- [SEITENAUSZUG]:
_ _ _ _ _ _ _
„Extinction Rebellion“

Mit zivilem Ungehorsam gegen die Klimakrise

Extinction Rebellion, die Bewegung mit dem Sanduhr-Logo, setzt auf gewaltfreie Blockade-Aktionen. FOTO: dpa / Marijan Murat

Berlin. Die Bewegung Extinction Rebellion kämpft für das Gleiche wie Fridays for Future – aber mit härteren Mitteln. Am Montag will sie wieder Flagge zeigen.

Das Video wirkt wie Werbung für einen Thriller im Kino. „Dies ist ein Notfall“, steht da. Dann Bilder der Zerstörung: Sturmschäden, Brände, ein austrocknender See. „Doch das ist nur der Anfang“, eine Warnung, weiß auf schwarz, zu düsterer Musik. „Es wird noch schlimmer werden. Unsere Zivilisation ist bedroht.“ Am Ende steht ein Aufruf – zur nächsten „Rebellionswelle“ am Montag. „Wir blockieren Berlin, Paris, New York, Amsterdam, London.“

Hinter den Warnungen und der Drohung steckt eine Bewegung, die in Deutschland längst nicht so bekannt ist wie die Klimaaktivisten von Fridays for Future – aber vorhat, sich mindestens genau so bekannt zu machen. Das Logo mit der Sanduhr in einem Kreis taucht immer öfter auf Demonstrationen auf. Extinction Rebellion – kurz XR – bedeutet Aufstand gegen das Aussterben. Das klingt radikaler als die Schülerbewegung, die die Schwedin Greta Thunberg ins Leben gerufen hat.

„Mit gewaltfreiem zivilen Ungehorsam gegen Klimakrise und Massenaussterben“, ist die Devise der Aktivisten. „Wir stören den alltäglichen Betriebsablauf, der unsere Lebensgrundlagen zerstört.“ Mit drastischen Bildern, Aktionen und Worten will die Bewegung Bürgern, Staatenlenkern und Wirtschaftsbossen klar machen, was auf dem Spiel steht – über kurz oder lang die Welt, wie wir sie kennen.
_ _ _ _ _ _ _
- [BEREITGESTELLTE DATEN]:
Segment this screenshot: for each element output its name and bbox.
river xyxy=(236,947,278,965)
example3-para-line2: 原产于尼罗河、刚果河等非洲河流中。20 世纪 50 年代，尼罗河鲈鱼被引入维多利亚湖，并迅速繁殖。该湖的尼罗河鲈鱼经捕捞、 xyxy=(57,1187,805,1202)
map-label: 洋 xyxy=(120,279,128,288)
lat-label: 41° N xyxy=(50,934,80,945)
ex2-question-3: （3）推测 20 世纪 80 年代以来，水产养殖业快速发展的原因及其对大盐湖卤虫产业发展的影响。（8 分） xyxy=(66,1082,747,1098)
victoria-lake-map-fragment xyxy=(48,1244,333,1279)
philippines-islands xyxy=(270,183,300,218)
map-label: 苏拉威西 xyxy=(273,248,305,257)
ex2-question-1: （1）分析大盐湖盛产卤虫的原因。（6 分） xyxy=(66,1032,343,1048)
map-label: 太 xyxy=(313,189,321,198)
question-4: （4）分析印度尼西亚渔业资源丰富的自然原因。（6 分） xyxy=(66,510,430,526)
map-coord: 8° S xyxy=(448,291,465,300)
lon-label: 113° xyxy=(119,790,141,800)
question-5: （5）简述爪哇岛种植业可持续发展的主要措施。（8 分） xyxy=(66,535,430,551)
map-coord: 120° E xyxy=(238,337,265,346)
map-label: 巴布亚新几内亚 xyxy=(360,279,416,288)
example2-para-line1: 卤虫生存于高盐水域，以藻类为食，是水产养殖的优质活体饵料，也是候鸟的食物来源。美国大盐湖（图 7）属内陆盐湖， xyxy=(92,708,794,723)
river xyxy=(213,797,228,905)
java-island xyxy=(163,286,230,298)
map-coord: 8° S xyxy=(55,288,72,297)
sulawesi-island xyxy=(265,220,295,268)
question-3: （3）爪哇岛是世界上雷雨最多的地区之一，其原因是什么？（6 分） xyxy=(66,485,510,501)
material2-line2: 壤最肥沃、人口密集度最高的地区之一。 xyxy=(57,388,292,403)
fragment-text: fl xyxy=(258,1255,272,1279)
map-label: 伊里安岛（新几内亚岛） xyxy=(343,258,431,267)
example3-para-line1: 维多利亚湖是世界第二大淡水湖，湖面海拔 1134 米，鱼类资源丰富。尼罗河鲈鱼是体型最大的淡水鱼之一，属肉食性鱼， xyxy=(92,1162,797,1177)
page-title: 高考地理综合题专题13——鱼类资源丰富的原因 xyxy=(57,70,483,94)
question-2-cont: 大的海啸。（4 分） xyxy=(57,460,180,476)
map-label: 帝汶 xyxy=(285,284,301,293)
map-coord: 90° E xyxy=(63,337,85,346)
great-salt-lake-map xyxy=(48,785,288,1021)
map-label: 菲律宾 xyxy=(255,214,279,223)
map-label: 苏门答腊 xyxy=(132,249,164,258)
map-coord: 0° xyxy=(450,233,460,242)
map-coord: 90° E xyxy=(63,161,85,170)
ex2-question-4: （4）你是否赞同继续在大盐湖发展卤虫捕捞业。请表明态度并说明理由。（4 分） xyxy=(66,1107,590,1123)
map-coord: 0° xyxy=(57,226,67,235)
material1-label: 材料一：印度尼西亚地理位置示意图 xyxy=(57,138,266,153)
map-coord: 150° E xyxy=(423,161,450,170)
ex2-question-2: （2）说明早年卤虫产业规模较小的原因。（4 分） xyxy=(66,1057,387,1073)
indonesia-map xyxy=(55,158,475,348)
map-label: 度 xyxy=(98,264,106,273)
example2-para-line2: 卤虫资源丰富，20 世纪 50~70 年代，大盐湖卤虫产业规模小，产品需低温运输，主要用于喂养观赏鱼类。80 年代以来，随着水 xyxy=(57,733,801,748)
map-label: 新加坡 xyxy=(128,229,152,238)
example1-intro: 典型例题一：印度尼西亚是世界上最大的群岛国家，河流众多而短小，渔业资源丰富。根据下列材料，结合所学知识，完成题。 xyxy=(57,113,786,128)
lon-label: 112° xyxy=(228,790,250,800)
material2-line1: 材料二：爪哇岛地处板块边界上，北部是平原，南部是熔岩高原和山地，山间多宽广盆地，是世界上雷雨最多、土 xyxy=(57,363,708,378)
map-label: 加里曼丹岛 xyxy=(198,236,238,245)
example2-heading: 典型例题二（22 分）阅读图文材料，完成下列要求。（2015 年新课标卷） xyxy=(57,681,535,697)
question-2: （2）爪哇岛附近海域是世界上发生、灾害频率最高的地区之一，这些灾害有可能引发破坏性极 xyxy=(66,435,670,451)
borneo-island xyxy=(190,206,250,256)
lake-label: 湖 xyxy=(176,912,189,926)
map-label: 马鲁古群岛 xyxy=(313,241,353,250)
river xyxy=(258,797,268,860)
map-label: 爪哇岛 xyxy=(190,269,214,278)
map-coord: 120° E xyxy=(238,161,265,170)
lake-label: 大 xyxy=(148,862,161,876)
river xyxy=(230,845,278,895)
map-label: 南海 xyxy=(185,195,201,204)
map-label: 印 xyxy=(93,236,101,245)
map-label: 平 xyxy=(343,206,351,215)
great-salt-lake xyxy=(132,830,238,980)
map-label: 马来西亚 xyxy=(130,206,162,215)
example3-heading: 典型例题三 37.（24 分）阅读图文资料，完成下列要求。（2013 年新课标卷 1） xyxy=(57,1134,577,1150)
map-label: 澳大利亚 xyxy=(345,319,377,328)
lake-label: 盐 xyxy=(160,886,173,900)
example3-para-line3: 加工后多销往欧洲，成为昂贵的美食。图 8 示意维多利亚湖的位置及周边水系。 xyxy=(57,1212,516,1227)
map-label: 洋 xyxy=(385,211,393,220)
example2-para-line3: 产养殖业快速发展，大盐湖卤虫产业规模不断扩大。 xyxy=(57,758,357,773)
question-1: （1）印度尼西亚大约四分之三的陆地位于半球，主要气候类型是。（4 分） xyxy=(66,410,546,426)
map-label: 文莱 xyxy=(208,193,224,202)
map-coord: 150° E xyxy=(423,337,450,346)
_ _ _ _ _ _ _
- [AUFTRAG 1]:
Geben Sie aus dem Artikel über Extinction Rebellion den Abschnitt zwischen „Extinction Rebellion, die“ und „wieder Flagge zeigen.“ wörtlich wieder, beide Stellen eingeschlossen.
- [AUFTRAG 2]:
Übersetzen Sie bitte diesen Satz aus dem Artikel über Extinction Rebellion ins Englische: „Das Logo mit der Sanduhr in einem Kreis taucht immer öfter auf Demonstrationen auf.“
Das Material wird hier nicht gebraucht.

- [ERGEBNIS 1]:
Extinction Rebellion, die Bewegung mit dem Sanduhr-Logo, setzt auf gewaltfreie Blockade-Aktionen. FOTO: dpa / Marijan Murat

Berlin. Die Bewegung Extinction Rebellion kämpft für das Gleiche wie Fridays for Future – aber mit härteren Mitteln. Am Montag will sie wieder Flagge zeigen.

- [ERGEBNIS 2]:
The logo with the hourglass in a circle is showing up more and more often at demonstrations.